Instructions.
1. In the post about duplicate email addresses, restate everything from "Problem: I need" down to "same email address.", putting "text files" wherever "flat-files" appears.
2. List every SQL command that the post about duplicate email addresses writes in all capital letters.
### Supplied text
JStrummer wrote:
I just put together a PHP mailing list sign-up page that posts to a
mySQL DB. The PHP script prevents INSERTs when the email address is
already located in the database.
Problem: I need to import some flat-files that stored the signups,
prior to this new form. Email addresses weren't checked, so there are
a lot of records that have the same email address.
Once I import these into the table, how would I go about putting
together a SQL statement against that table that would locate
duplicate records (ie. records that share the email address field) and
delete all subsequent ones, but not the first record with that email
address?
One solution would be to update rather than insert, when a duplicate
exists. There seem to be two ways to do this with MySQL (using MySQL
extensions to standard SQL):
REPLACE, which works like INSERT but performs an UPDATE instead if the
data you are entering matches an existing record by primary key.
######
### Information given
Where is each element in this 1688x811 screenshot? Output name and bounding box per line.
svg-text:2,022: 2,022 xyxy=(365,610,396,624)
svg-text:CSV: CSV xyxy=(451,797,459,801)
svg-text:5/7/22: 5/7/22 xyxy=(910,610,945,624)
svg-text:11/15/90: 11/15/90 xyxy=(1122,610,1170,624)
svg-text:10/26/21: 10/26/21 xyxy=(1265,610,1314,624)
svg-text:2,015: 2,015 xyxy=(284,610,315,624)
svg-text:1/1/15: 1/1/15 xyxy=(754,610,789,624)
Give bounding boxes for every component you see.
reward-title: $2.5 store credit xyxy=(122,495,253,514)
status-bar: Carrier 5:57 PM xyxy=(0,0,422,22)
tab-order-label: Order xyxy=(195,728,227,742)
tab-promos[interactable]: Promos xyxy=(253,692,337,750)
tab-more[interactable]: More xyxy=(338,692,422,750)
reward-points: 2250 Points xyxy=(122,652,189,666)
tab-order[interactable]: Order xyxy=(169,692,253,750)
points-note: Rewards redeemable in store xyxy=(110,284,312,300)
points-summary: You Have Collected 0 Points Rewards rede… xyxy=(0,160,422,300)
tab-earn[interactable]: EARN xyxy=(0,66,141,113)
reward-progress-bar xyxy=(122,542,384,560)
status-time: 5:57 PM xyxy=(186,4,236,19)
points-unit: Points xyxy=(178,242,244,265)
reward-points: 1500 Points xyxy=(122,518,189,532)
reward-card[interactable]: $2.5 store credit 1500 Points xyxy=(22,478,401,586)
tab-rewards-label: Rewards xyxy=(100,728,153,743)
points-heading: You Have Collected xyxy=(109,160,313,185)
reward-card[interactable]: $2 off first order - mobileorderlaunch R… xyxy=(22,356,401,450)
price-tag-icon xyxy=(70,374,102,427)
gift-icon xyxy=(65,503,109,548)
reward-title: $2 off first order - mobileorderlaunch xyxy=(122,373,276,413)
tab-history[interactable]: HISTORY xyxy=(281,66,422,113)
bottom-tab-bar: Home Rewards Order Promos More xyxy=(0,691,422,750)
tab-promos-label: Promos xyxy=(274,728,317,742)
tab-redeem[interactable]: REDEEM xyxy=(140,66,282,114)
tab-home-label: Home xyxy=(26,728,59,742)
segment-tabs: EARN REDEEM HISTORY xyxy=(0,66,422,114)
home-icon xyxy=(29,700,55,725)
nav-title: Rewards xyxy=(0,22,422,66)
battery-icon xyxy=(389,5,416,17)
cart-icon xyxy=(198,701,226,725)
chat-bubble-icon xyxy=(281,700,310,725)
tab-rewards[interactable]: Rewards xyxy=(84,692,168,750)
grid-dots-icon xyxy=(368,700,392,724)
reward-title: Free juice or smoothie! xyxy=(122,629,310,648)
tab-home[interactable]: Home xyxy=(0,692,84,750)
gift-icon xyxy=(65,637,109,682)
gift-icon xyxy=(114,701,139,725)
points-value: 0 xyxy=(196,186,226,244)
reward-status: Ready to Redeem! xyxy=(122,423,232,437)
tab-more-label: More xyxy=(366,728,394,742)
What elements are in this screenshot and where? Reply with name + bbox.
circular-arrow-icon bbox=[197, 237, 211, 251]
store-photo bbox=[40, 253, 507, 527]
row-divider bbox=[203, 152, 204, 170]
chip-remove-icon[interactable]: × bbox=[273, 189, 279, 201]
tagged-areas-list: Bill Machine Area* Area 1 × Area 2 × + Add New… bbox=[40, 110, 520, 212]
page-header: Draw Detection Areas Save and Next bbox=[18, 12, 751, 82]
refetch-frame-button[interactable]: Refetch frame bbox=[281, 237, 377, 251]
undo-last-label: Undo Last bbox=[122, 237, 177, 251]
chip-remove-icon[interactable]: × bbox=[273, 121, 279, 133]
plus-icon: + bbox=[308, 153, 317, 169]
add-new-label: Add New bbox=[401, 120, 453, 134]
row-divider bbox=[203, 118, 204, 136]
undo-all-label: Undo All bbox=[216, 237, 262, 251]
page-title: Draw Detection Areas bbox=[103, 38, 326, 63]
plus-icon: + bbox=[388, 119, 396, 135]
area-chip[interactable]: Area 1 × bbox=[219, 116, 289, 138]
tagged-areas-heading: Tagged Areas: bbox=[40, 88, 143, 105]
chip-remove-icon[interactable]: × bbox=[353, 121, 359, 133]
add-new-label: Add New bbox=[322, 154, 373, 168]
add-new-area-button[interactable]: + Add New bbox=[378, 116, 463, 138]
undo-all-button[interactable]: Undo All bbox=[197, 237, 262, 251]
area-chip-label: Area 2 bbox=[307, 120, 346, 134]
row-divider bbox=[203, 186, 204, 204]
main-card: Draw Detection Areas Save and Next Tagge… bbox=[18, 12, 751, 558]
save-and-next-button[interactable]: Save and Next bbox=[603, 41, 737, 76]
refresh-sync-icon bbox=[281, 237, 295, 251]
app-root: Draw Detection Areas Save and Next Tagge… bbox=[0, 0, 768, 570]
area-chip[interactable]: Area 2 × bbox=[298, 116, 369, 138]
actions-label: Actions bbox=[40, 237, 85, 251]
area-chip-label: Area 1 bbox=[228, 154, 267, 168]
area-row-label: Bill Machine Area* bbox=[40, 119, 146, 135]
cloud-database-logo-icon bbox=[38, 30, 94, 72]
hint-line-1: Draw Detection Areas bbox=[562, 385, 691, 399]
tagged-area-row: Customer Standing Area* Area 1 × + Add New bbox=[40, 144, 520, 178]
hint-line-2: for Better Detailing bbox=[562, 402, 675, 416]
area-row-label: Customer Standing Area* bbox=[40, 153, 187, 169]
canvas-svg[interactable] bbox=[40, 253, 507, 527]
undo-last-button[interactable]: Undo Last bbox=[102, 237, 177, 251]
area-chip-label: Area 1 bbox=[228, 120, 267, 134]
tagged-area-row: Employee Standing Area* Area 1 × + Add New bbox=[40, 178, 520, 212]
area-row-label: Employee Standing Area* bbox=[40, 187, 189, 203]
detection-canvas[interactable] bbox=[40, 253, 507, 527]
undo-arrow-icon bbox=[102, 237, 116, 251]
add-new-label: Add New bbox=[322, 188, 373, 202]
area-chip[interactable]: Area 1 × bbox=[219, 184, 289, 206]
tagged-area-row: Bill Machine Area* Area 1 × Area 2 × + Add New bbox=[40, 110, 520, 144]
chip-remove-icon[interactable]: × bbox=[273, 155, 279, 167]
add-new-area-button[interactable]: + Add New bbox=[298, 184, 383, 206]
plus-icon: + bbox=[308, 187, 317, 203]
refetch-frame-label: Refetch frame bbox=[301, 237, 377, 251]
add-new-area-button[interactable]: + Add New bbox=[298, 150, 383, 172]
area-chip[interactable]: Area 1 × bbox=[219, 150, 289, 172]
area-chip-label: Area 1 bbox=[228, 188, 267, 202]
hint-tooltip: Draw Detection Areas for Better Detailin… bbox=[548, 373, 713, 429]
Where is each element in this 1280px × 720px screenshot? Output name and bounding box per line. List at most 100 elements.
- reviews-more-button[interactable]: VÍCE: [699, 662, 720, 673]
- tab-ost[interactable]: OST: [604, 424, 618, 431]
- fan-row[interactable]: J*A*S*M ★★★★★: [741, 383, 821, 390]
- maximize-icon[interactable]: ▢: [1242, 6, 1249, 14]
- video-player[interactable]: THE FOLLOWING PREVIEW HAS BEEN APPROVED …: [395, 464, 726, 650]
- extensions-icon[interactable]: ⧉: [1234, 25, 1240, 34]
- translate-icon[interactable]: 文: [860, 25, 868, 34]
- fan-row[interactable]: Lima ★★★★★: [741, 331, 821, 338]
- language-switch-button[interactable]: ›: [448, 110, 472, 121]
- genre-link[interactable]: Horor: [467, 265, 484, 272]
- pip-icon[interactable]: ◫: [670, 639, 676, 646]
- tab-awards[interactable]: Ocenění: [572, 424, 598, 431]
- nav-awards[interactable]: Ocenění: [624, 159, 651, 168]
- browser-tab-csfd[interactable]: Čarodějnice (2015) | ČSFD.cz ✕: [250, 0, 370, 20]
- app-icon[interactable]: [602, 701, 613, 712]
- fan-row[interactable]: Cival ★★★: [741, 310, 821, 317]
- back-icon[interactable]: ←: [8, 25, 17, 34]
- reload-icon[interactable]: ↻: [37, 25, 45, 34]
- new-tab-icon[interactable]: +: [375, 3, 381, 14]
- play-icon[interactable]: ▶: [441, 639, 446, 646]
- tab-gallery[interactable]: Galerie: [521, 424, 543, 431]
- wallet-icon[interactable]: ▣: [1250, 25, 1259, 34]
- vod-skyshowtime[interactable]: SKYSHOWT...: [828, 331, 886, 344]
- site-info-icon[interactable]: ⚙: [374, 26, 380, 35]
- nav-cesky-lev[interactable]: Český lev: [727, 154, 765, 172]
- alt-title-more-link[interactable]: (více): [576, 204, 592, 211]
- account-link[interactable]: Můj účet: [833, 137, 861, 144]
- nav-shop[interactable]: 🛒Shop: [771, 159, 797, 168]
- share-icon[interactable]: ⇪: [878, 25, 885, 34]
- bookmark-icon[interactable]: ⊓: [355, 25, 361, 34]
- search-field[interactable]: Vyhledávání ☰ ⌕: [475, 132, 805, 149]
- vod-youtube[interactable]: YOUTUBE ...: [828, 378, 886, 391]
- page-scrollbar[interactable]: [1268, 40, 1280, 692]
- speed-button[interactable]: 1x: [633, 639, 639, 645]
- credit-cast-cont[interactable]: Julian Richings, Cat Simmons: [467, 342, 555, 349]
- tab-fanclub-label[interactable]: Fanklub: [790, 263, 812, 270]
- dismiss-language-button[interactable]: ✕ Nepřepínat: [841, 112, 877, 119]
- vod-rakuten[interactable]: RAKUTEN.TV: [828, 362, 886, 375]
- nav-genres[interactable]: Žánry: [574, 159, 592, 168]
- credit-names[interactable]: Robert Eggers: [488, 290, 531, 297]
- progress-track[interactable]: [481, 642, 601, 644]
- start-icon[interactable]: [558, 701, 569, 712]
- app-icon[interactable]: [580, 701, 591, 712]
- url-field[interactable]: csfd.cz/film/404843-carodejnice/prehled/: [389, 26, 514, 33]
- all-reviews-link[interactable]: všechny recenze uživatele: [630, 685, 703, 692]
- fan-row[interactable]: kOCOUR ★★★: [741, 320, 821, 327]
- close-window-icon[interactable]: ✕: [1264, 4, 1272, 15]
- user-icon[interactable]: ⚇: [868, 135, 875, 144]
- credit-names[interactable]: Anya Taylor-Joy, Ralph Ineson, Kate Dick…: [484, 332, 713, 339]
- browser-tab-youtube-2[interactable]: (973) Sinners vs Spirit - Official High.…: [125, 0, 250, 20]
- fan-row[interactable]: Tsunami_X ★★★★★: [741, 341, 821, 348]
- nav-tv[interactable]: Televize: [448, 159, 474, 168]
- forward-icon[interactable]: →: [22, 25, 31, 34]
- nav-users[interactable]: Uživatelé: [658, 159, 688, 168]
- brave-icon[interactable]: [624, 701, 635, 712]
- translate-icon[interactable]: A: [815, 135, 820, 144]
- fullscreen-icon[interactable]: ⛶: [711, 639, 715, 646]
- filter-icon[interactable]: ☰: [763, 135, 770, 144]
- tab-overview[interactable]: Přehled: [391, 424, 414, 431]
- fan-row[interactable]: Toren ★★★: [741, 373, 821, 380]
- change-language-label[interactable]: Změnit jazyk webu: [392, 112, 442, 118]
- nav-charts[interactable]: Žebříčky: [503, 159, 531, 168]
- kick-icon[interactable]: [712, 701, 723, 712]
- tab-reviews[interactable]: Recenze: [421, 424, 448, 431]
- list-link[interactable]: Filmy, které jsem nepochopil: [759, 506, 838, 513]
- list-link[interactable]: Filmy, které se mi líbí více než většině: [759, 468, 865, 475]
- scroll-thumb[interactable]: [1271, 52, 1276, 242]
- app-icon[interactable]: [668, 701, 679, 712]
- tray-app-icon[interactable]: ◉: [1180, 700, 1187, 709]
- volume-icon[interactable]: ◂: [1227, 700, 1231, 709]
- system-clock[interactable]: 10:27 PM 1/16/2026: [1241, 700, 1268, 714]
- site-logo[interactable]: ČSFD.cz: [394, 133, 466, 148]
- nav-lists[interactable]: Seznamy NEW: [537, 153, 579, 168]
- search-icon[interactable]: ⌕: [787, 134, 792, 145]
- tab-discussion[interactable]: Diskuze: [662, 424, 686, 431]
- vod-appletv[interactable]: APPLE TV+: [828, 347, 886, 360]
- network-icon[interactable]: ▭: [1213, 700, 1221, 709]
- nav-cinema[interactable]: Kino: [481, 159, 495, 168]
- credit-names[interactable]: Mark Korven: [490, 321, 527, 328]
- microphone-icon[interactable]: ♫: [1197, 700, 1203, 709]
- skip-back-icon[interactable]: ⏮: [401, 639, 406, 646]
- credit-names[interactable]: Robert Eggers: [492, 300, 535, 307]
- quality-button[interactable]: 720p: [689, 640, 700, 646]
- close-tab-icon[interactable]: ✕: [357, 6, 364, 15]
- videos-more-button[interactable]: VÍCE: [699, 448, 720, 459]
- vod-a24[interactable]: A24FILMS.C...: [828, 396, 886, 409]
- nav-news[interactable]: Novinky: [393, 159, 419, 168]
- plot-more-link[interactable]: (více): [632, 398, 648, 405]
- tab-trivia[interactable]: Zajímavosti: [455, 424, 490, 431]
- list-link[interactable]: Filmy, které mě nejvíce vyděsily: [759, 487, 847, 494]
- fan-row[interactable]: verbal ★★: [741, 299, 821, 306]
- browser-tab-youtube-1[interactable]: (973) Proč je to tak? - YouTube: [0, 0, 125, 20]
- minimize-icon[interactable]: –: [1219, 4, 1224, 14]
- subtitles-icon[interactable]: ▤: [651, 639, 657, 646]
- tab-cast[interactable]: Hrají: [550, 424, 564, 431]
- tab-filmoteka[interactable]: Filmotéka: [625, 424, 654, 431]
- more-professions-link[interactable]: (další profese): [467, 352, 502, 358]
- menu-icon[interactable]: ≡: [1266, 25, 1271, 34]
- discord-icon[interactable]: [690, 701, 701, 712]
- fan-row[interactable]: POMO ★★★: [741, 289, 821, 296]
######
Solutions to the problems.
1.
Problem: I need to import some text files that stored the signups,
prior to this new form. Email addresses weren't checked, so there are
a lot of records that have the same email address.

2. INSERT, REPLACE, UPDATE